• _Data entries_:
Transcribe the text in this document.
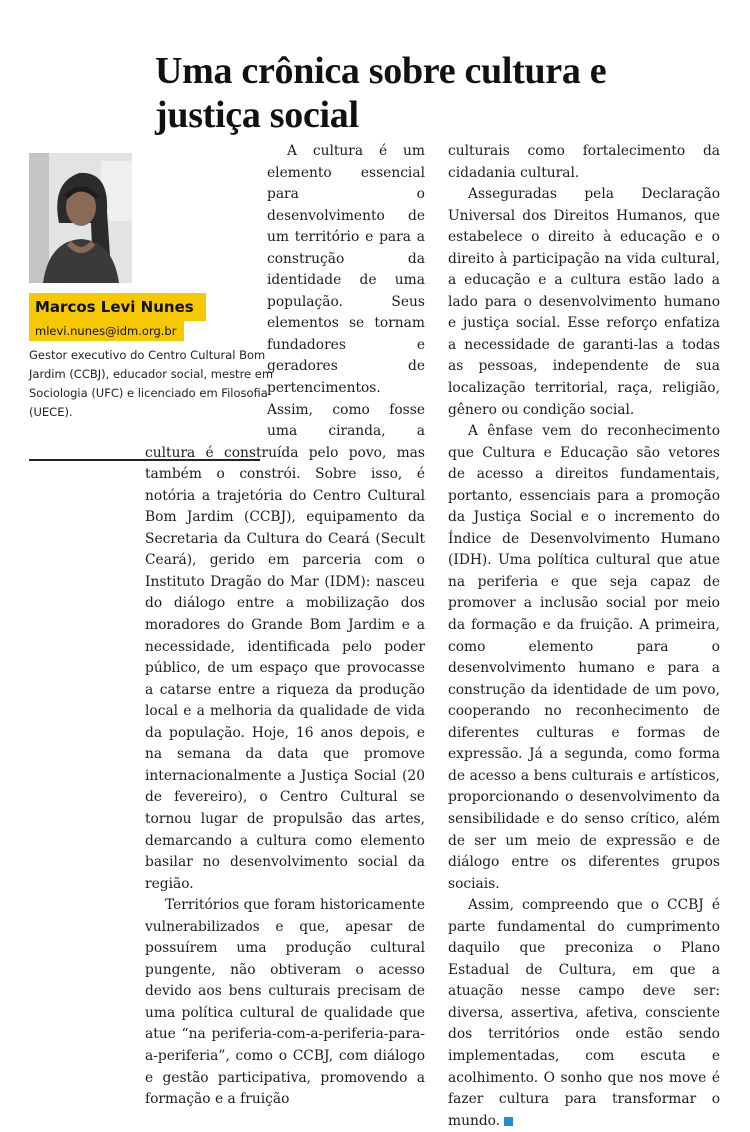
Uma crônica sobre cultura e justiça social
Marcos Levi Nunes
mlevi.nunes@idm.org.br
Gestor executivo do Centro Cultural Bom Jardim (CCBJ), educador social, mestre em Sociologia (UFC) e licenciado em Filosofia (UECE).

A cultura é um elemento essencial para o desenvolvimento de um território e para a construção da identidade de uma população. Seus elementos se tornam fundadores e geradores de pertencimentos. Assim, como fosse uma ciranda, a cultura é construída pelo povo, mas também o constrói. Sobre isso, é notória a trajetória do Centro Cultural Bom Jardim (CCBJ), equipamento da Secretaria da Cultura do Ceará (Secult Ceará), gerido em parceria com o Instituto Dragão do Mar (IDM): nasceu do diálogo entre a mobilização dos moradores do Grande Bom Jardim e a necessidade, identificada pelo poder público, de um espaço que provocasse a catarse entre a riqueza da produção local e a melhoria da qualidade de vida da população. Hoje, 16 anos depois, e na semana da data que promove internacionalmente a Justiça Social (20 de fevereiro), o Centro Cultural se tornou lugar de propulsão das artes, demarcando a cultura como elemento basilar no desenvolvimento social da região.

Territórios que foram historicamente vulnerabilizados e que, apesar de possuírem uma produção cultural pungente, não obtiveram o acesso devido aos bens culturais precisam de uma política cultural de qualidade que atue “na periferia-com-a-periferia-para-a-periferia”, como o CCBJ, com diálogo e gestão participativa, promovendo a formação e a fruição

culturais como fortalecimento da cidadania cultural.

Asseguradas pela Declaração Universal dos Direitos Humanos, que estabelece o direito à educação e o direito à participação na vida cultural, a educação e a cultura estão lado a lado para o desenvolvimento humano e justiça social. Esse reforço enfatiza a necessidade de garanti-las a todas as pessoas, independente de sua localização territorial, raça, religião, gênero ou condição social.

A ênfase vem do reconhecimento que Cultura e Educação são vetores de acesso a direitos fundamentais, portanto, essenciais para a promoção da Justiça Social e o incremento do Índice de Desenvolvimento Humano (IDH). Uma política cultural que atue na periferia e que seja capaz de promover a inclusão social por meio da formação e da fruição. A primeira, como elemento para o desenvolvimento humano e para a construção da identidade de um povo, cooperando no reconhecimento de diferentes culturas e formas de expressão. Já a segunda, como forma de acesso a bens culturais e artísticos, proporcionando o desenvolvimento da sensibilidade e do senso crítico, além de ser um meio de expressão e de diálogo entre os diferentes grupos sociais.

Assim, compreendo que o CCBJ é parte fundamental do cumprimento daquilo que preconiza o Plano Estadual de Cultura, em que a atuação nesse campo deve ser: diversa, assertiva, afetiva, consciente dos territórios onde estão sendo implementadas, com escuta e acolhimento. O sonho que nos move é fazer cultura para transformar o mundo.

• _What you should do_:
Copy the listing exactly. Any image in it stays out of the copy.

• _Exercise output_:
Transcribe the text in this document.
Uma crônica sobre cultura e justiça social
Marcos Levi Nunes
mlevi.nunes@idm.org.br
Gestor executivo do Centro Cultural Bom Jardim (CCBJ), educador social, mestre em Sociologia (UFC) e licenciado em Filosofia (UECE).

A cultura é um elemento essencial para o desenvolvimento de um território e para a construção da identidade de uma população. Seus elementos se tornam fundadores e geradores de pertencimentos. Assim, como fosse uma ciranda, a cultura é construída pelo povo, mas também o constrói. Sobre isso, é notória a trajetória do Centro Cultural Bom Jardim (CCBJ), equipamento da Secretaria da Cultura do Ceará (Secult Ceará), gerido em parceria com o Instituto Dragão do Mar (IDM): nasceu do diálogo entre a mobilização dos moradores do Grande Bom Jardim e a necessidade, identificada pelo poder público, de um espaço que provocasse a catarse entre a riqueza da produção local e a melhoria da qualidade de vida da população. Hoje, 16 anos depois, e na semana da data que promove internacionalmente a Justiça Social (20 de fevereiro), o Centro Cultural se tornou lugar de propulsão das artes, demarcando a cultura como elemento basilar no desenvolvimento social da região.

Territórios que foram historicamente vulnerabilizados e que, apesar de possuírem uma produção cultural pungente, não obtiveram o acesso devido aos bens culturais precisam de uma política cultural de qualidade que atue “na periferia-com-a-periferia-para-a-periferia”, como o CCBJ, com diálogo e gestão participativa, promovendo a formação e a fruição

culturais como fortalecimento da cidadania cultural.

Asseguradas pela Declaração Universal dos Direitos Humanos, que estabelece o direito à educação e o direito à participação na vida cultural, a educação e a cultura estão lado a lado para o desenvolvimento humano e justiça social. Esse reforço enfatiza a necessidade de garanti-las a todas as pessoas, independente de sua localização territorial, raça, religião, gênero ou condição social.

A ênfase vem do reconhecimento que Cultura e Educação são vetores de acesso a direitos fundamentais, portanto, essenciais para a promoção da Justiça Social e o incremento do Índice de Desenvolvimento Humano (IDH). Uma política cultural que atue na periferia e que seja capaz de promover a inclusão social por meio da formação e da fruição. A primeira, como elemento para o desenvolvimento humano e para a construção da identidade de um povo, cooperando no reconhecimento de diferentes culturas e formas de expressão. Já a segunda, como forma de acesso a bens culturais e artísticos, proporcionando o desenvolvimento da sensibilidade e do senso crítico, além de ser um meio de expressão e de diálogo entre os diferentes grupos sociais.

Assim, compreendo que o CCBJ é parte fundamental do cumprimento daquilo que preconiza o Plano Estadual de Cultura, em que a atuação nesse campo deve ser: diversa, assertiva, afetiva, consciente dos territórios onde estão sendo implementadas, com escuta e acolhimento. O sonho que nos move é fazer cultura para transformar o mundo.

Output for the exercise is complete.